MATERIAL SUPPLIED:
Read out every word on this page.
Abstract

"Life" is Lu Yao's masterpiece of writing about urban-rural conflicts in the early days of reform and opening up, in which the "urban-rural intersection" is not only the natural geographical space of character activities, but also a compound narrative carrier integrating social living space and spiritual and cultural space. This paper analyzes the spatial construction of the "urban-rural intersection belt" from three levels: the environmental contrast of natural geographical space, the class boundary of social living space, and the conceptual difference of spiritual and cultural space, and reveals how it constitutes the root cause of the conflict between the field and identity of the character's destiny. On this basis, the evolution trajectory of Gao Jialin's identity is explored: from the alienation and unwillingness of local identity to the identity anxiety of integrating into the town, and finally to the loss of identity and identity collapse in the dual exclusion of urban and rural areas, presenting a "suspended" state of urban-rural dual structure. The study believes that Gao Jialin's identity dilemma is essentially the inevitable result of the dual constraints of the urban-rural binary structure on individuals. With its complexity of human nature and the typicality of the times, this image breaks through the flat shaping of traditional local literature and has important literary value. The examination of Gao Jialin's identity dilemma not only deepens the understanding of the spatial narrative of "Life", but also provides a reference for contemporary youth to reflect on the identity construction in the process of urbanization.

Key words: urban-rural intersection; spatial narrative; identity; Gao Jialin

...

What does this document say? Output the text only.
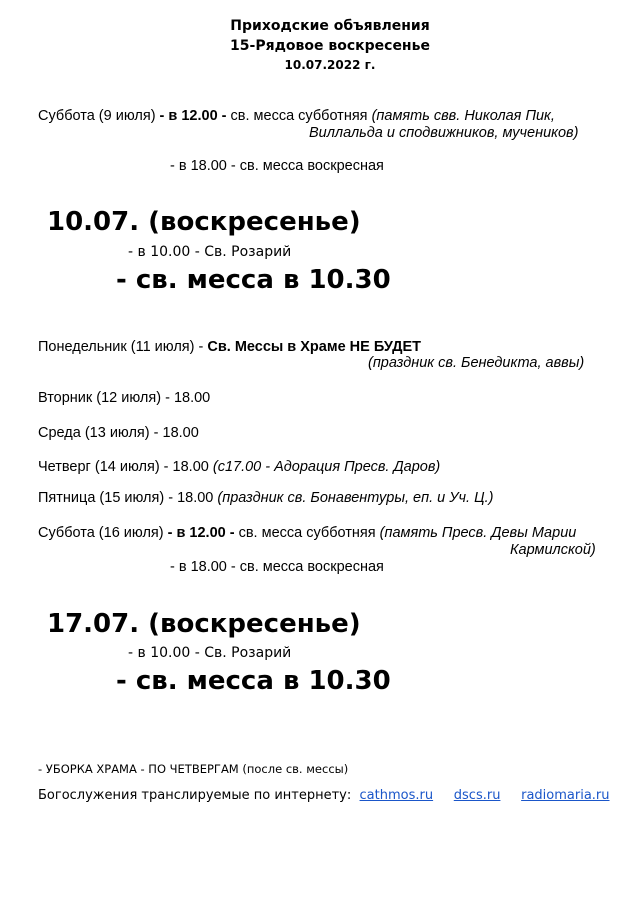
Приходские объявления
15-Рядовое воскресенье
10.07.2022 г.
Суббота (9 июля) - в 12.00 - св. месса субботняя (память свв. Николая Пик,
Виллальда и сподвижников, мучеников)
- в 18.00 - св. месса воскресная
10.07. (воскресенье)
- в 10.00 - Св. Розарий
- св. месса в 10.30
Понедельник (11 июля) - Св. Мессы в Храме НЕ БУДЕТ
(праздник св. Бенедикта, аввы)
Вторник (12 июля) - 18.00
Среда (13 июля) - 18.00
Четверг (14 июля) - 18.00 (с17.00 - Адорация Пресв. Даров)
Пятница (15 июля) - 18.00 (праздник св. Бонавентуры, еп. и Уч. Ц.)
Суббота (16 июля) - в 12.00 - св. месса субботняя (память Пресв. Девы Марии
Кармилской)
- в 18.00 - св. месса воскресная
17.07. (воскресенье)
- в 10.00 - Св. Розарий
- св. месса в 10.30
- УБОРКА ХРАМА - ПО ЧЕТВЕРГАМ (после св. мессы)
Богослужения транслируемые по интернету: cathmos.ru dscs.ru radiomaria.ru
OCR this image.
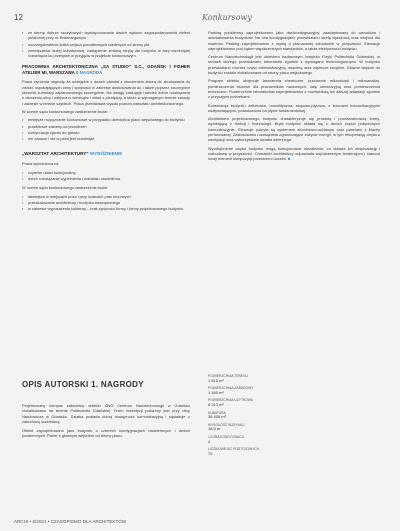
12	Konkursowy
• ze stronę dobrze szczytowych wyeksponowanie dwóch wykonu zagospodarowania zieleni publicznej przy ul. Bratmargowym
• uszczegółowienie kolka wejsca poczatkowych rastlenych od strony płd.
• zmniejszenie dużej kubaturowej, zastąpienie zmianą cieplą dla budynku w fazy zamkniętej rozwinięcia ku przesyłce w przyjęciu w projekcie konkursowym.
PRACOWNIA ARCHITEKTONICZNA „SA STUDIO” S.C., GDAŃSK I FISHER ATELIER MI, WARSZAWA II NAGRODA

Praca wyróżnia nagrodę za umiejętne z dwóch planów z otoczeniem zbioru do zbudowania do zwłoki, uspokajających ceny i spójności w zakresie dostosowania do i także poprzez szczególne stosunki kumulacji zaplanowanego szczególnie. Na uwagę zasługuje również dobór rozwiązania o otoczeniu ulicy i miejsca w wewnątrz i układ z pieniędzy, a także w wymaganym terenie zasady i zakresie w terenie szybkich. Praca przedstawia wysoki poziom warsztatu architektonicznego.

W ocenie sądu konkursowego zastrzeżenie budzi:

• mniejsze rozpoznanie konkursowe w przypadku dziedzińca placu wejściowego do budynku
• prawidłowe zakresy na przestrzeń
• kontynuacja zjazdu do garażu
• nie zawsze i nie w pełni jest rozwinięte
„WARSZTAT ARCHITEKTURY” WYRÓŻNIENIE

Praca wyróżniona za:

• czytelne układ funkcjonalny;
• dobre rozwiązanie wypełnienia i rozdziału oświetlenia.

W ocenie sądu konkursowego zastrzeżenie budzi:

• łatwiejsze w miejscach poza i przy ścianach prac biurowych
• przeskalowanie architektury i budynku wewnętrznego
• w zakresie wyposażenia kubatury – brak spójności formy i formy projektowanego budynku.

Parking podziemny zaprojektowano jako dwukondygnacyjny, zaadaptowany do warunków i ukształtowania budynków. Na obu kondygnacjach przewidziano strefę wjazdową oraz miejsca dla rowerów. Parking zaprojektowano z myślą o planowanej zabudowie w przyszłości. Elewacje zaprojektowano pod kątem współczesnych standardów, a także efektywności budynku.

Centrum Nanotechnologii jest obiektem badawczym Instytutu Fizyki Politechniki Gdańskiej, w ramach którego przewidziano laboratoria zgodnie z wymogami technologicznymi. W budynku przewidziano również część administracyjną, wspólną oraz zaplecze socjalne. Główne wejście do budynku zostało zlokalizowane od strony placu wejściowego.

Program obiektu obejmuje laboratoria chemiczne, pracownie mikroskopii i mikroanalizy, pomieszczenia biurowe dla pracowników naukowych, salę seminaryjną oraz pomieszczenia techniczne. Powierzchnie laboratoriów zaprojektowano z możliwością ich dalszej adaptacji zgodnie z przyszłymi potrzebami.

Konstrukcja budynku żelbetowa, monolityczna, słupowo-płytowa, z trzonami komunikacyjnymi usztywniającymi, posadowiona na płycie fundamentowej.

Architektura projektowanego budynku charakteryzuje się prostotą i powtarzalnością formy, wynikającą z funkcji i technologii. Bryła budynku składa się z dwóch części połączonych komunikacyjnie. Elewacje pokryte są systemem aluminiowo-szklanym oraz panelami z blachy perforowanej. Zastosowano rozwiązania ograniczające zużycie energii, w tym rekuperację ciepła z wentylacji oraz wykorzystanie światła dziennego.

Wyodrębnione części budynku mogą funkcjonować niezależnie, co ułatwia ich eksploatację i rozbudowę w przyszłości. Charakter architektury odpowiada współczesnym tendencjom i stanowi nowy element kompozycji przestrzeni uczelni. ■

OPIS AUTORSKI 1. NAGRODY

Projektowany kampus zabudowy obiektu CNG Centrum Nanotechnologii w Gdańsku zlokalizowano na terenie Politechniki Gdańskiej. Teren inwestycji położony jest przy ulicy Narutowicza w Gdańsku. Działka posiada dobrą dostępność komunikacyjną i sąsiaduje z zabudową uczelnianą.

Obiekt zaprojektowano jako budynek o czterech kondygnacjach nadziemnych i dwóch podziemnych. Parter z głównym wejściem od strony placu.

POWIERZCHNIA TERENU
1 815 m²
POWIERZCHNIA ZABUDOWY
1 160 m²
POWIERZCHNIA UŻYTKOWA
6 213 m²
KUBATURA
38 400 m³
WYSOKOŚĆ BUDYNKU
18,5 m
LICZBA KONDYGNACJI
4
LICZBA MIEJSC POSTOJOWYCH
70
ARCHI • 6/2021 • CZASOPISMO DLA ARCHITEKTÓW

--

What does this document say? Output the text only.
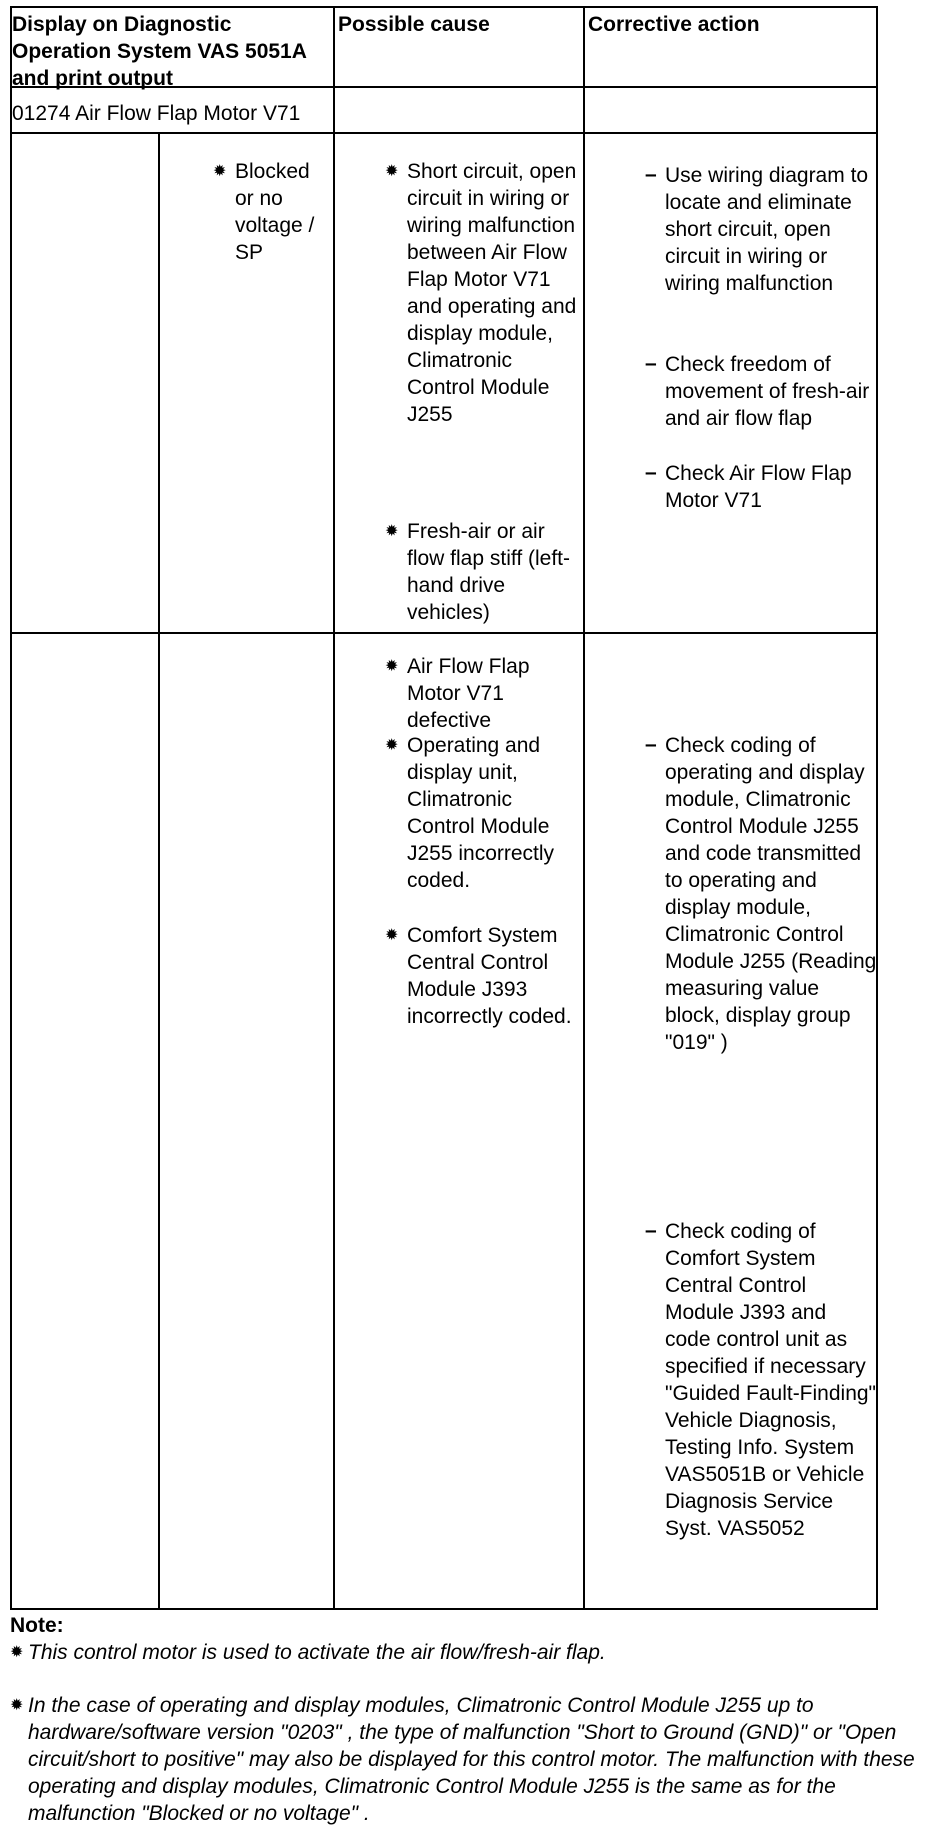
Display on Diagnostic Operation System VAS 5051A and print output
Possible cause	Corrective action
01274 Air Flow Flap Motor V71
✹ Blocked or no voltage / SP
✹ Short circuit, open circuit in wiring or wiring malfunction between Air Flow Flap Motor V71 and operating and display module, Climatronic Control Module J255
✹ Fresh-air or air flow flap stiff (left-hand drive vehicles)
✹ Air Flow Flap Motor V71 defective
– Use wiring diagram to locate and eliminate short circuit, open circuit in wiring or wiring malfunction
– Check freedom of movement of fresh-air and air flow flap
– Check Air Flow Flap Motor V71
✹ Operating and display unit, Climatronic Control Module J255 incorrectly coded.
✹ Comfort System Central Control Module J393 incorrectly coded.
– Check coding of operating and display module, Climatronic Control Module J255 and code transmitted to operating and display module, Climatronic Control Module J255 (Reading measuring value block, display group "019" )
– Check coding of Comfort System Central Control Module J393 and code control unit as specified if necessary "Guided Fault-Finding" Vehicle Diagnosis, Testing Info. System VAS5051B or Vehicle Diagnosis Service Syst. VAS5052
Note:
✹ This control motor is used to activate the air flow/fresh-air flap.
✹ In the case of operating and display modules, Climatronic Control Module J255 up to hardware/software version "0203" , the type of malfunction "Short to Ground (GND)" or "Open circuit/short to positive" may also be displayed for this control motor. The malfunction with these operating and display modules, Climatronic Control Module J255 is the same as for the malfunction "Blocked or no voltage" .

TASK INSTRUCTIONS:
Report each line of the material above where the word "placu" appears.

CORRECT RESPONSE:
• mniejsze rozpoznanie konkursowe w przypadku dziedzińca placu wejściowego do budynku
Centrum Nanotechnologii jest obiektem badawczym Instytutu Fizyki Politechniki Gdańskiej, w ramach którego przewidziano laboratoria zgodnie z wymogami technologicznymi. W budynku przewidziano również część administracyjną, wspólną oraz zaplecze socjalne. Główne wejście do budynku zostało zlokalizowane od strony placu wejściowego.
Obiekt zaprojektowano jako budynek o czterech kondygnacjach nadziemnych i dwóch podziemnych. Parter z głównym wejściem od strony placu.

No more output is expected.